#### [WHAT YOU SHOULD DO]
Copy all of the material word for word, except for the pictures.

#### [RECORD SET]
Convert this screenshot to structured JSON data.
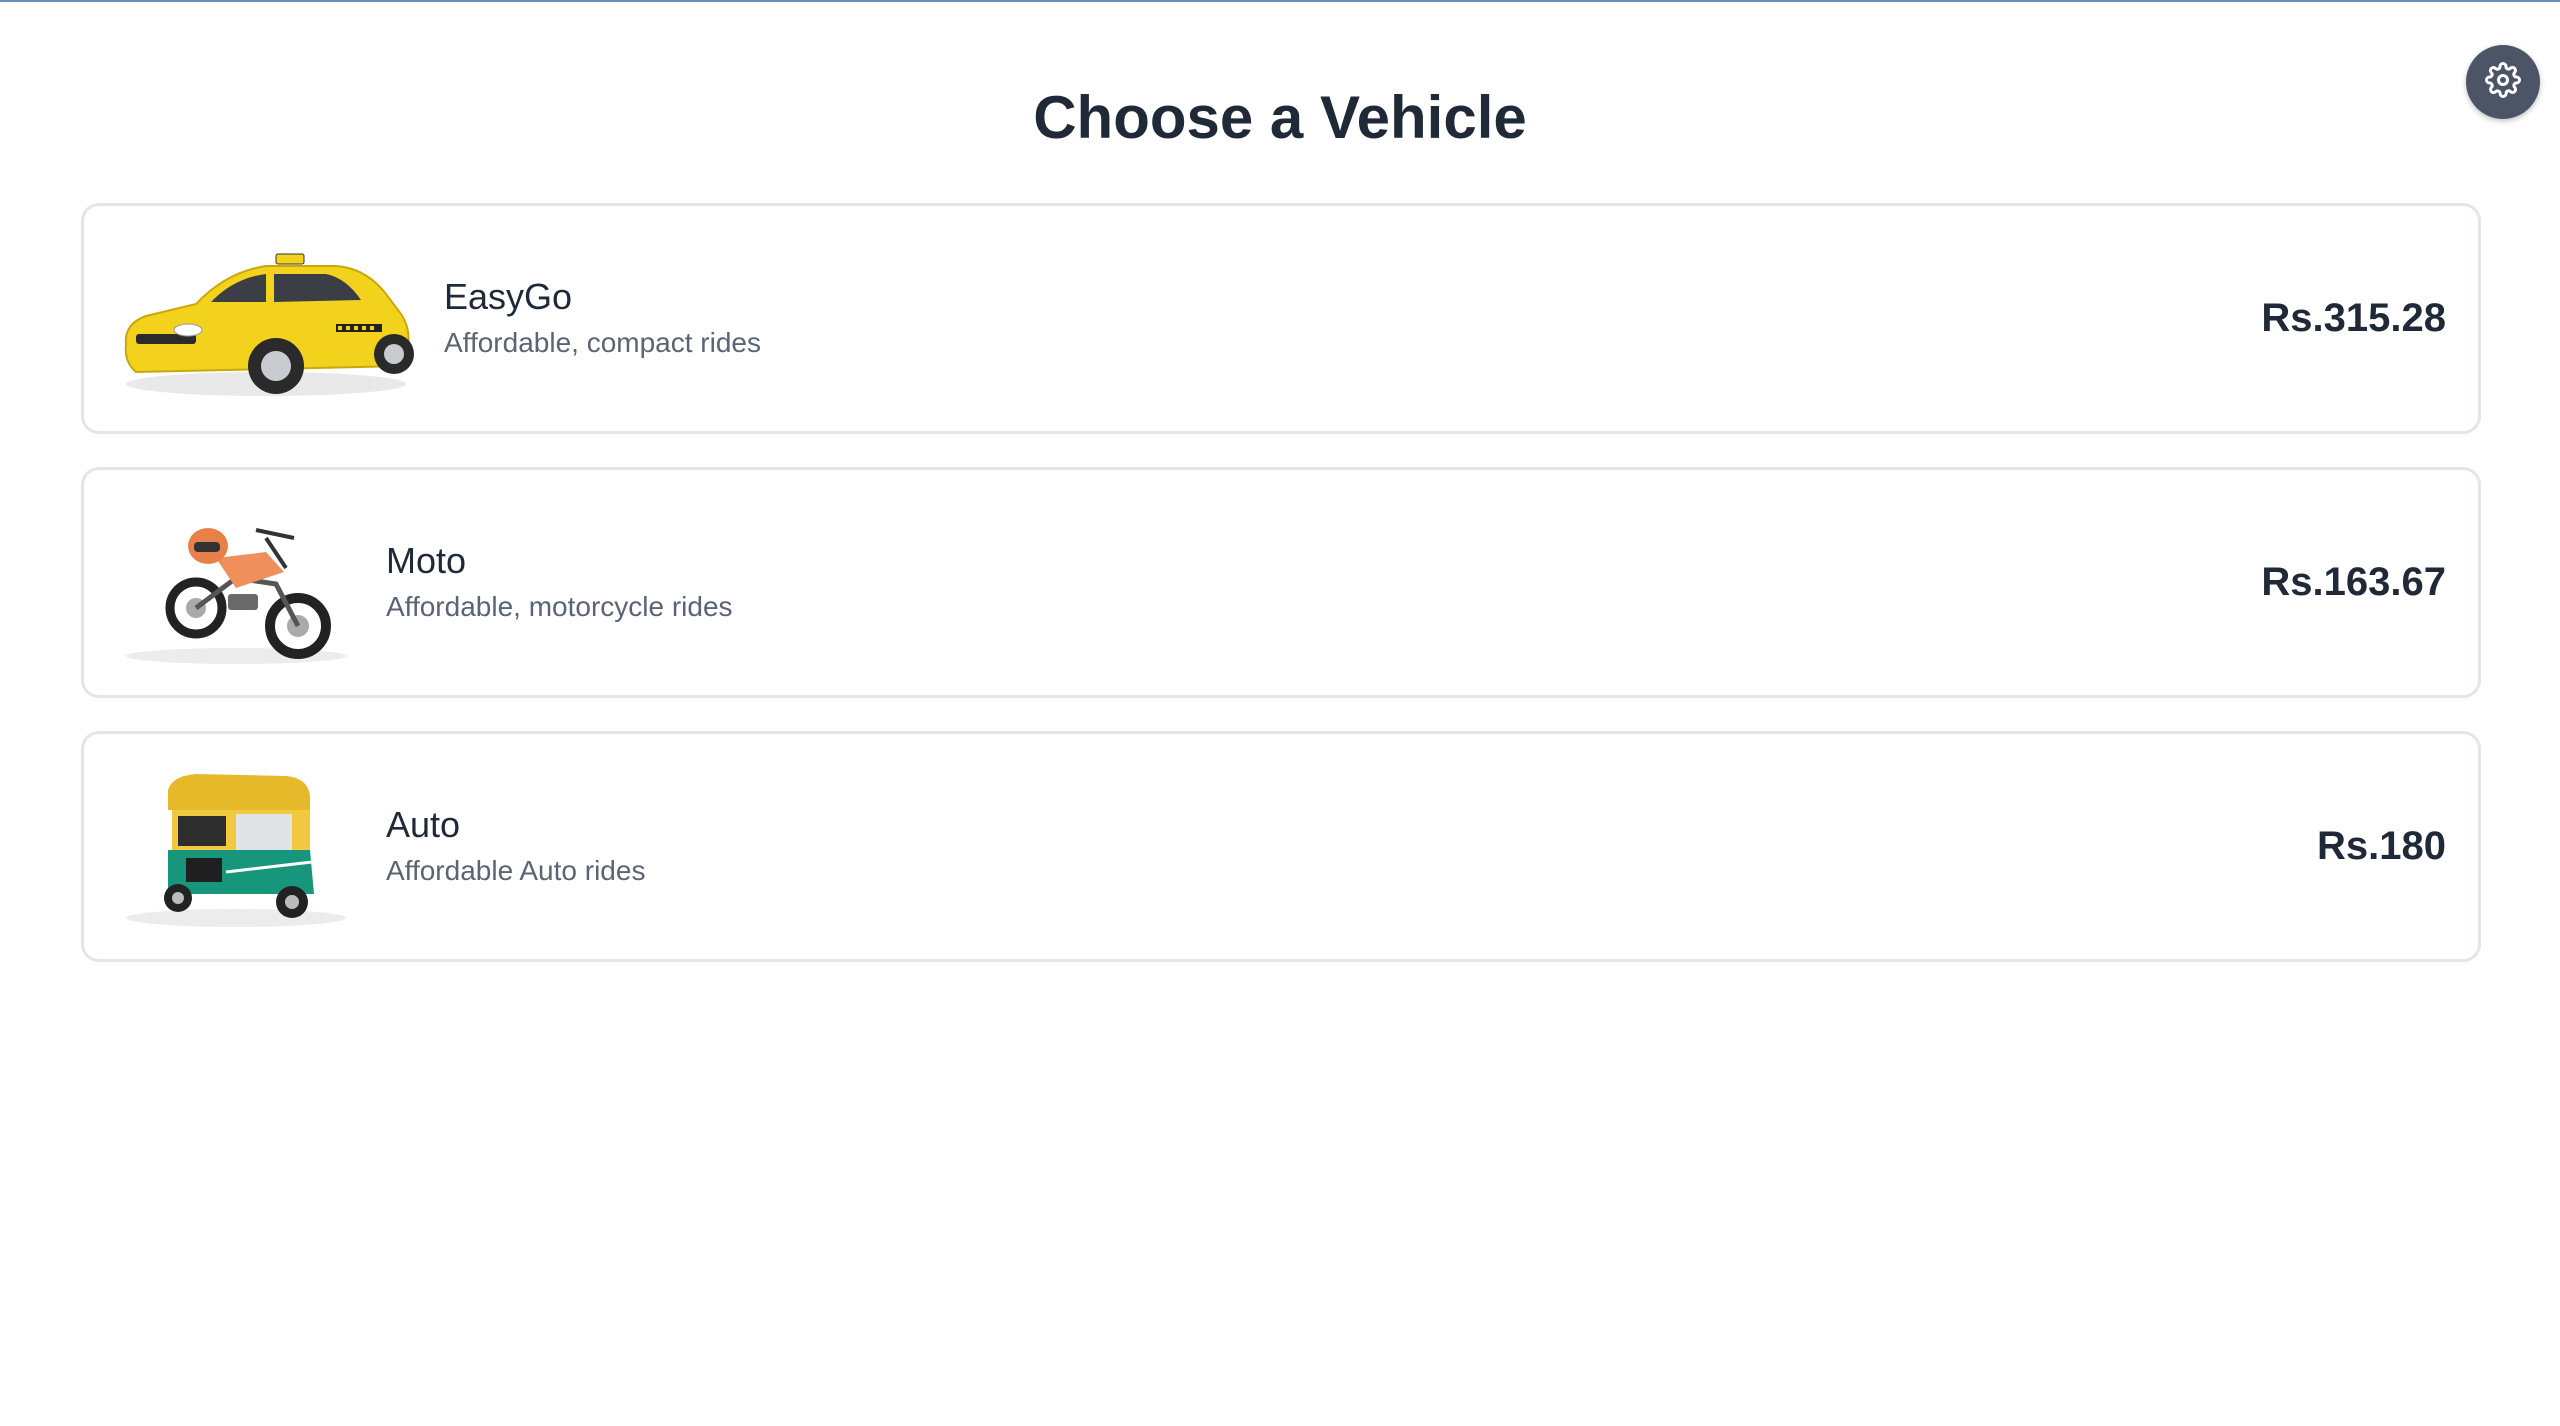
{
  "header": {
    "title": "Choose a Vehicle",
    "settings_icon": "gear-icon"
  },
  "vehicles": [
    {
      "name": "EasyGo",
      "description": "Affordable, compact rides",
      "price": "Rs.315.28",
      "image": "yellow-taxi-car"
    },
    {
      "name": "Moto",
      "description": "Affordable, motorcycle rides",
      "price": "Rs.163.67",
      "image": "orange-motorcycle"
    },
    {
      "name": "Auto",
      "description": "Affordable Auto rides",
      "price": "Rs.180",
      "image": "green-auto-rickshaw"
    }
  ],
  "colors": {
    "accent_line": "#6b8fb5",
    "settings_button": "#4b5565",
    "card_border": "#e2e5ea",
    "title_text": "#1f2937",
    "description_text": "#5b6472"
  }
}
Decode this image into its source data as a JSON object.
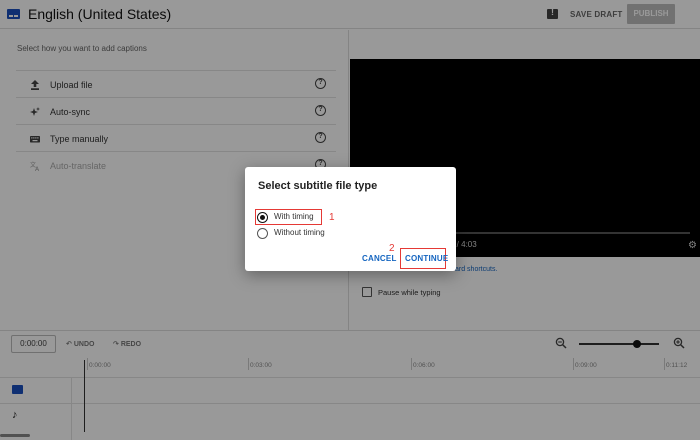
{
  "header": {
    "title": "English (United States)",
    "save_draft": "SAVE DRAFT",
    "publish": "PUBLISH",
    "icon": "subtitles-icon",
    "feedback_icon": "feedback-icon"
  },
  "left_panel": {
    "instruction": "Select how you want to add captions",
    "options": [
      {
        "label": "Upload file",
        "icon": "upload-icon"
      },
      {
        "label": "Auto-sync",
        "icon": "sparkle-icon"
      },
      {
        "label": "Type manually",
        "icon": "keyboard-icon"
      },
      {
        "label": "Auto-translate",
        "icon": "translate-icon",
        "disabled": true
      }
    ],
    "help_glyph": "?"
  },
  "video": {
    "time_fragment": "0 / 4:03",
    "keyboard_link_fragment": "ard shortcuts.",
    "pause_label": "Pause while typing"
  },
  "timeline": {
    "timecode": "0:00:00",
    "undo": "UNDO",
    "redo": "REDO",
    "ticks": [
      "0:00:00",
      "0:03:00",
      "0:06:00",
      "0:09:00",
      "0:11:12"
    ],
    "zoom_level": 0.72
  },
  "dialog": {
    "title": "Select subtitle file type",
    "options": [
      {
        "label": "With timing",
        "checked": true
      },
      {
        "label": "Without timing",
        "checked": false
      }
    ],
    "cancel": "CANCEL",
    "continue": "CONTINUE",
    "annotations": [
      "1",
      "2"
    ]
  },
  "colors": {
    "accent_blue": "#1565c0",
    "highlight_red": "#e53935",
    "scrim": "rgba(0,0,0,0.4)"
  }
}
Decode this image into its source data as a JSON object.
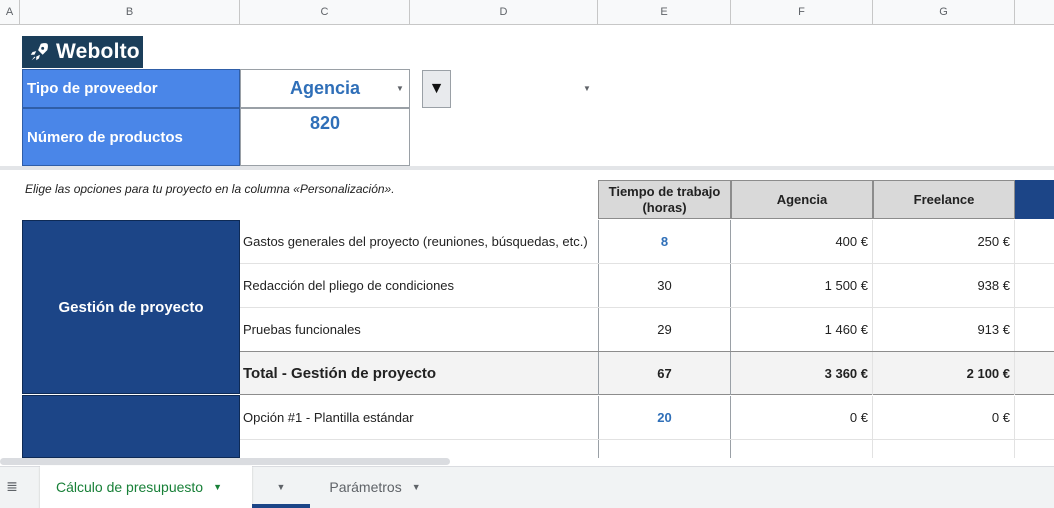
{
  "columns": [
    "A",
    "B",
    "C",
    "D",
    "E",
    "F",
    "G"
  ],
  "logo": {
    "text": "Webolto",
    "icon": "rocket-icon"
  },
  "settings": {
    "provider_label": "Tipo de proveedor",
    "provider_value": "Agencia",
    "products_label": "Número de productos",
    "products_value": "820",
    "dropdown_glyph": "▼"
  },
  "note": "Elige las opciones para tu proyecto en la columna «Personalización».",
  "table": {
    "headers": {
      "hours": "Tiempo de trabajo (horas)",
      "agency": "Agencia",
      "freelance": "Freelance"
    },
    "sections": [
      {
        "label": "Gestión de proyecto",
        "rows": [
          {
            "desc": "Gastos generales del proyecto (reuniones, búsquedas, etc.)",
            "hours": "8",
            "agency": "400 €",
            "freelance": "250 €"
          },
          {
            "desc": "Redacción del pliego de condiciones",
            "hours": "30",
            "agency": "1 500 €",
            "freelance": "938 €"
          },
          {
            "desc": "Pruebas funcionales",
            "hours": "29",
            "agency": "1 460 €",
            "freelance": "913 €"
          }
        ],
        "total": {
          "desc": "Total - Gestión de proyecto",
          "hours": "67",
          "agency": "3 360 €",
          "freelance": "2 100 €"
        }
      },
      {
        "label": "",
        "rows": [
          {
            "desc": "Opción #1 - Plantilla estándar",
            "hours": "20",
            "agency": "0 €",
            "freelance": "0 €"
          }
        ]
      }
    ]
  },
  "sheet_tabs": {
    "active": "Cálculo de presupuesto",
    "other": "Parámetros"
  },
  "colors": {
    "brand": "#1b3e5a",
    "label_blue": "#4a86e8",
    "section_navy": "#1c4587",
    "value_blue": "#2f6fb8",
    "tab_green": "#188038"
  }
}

#### [ANSWER TO THE TASK]
Convert this screenshot to structured JSON data.
{
  "header": {
    "title": "Choose a Vehicle",
    "settings_icon": "gear-icon"
  },
  "vehicles": [
    {
      "name": "EasyGo",
      "description": "Affordable, compact rides",
      "price": "Rs.315.28",
      "image": "yellow-taxi-car"
    },
    {
      "name": "Moto",
      "description": "Affordable, motorcycle rides",
      "price": "Rs.163.67",
      "image": "orange-motorcycle"
    },
    {
      "name": "Auto",
      "description": "Affordable Auto rides",
      "price": "Rs.180",
      "image": "green-auto-rickshaw"
    }
  ],
  "colors": {
    "accent_line": "#6b8fb5",
    "settings_button": "#4b5565",
    "card_border": "#e2e5ea",
    "title_text": "#1f2937",
    "description_text": "#5b6472"
  }
}
Decode this image into its source data as a JSON object.
{
  "header": {
    "title": "English (United States)",
    "save_draft": "SAVE DRAFT",
    "publish": "PUBLISH",
    "icon": "subtitles-icon",
    "feedback_icon": "feedback-icon"
  },
  "left_panel": {
    "instruction": "Select how you want to add captions",
    "options": [
      {
        "label": "Upload file",
        "icon": "upload-icon"
      },
      {
        "label": "Auto-sync",
        "icon": "sparkle-icon"
      },
      {
        "label": "Type manually",
        "icon": "keyboard-icon"
      },
      {
        "label": "Auto-translate",
        "icon": "translate-icon",
        "disabled": true
      }
    ],
    "help_glyph": "?"
  },
  "video": {
    "time_fragment": "0 / 4:03",
    "keyboard_link_fragment": "ard shortcuts.",
    "pause_label": "Pause while typing"
  },
  "timeline": {
    "timecode": "0:00:00",
    "undo": "UNDO",
    "redo": "REDO",
    "ticks": [
      "0:00:00",
      "0:03:00",
      "0:06:00",
      "0:09:00",
      "0:11:12"
    ],
    "zoom_level": 0.72
  },
  "dialog": {
    "title": "Select subtitle file type",
    "options": [
      {
        "label": "With timing",
        "checked": true
      },
      {
        "label": "Without timing",
        "checked": false
      }
    ],
    "cancel": "CANCEL",
    "continue": "CONTINUE",
    "annotations": [
      "1",
      "2"
    ]
  },
  "colors": {
    "accent_blue": "#1565c0",
    "highlight_red": "#e53935",
    "scrim": "rgba(0,0,0,0.4)"
  }
}
Decode this image into its source data as a JSON object.
{
  "columns": [
    "A",
    "B",
    "C",
    "D",
    "E",
    "F",
    "G"
  ],
  "logo": {
    "text": "Webolto",
    "icon": "rocket-icon"
  },
  "settings": {
    "provider_label": "Tipo de proveedor",
    "provider_value": "Agencia",
    "products_label": "Número de productos",
    "products_value": "820",
    "dropdown_glyph": "▼"
  },
  "note": "Elige las opciones para tu proyecto en la columna «Personalización».",
  "table": {
    "headers": {
      "hours": "Tiempo de trabajo (horas)",
      "agency": "Agencia",
      "freelance": "Freelance"
    },
    "sections": [
      {
        "label": "Gestión de proyecto",
        "rows": [
          {
            "desc": "Gastos generales del proyecto (reuniones, búsquedas, etc.)",
            "hours": "8",
            "agency": "400 €",
            "freelance": "250 €"
          },
          {
            "desc": "Redacción del pliego de condiciones",
            "hours": "30",
            "agency": "1 500 €",
            "freelance": "938 €"
          },
          {
            "desc": "Pruebas funcionales",
            "hours": "29",
            "agency": "1 460 €",
            "freelance": "913 €"
          }
        ],
        "total": {
          "desc": "Total - Gestión de proyecto",
          "hours": "67",
          "agency": "3 360 €",
          "freelance": "2 100 €"
        }
      },
      {
        "label": "",
        "rows": [
          {
            "desc": "Opción #1 - Plantilla estándar",
            "hours": "20",
            "agency": "0 €",
            "freelance": "0 €"
          }
        ]
      }
    ]
  },
  "sheet_tabs": {
    "active": "Cálculo de presupuesto",
    "other": "Parámetros"
  },
  "colors": {
    "brand": "#1b3e5a",
    "label_blue": "#4a86e8",
    "section_navy": "#1c4587",
    "value_blue": "#2f6fb8",
    "tab_green": "#188038"
  }
}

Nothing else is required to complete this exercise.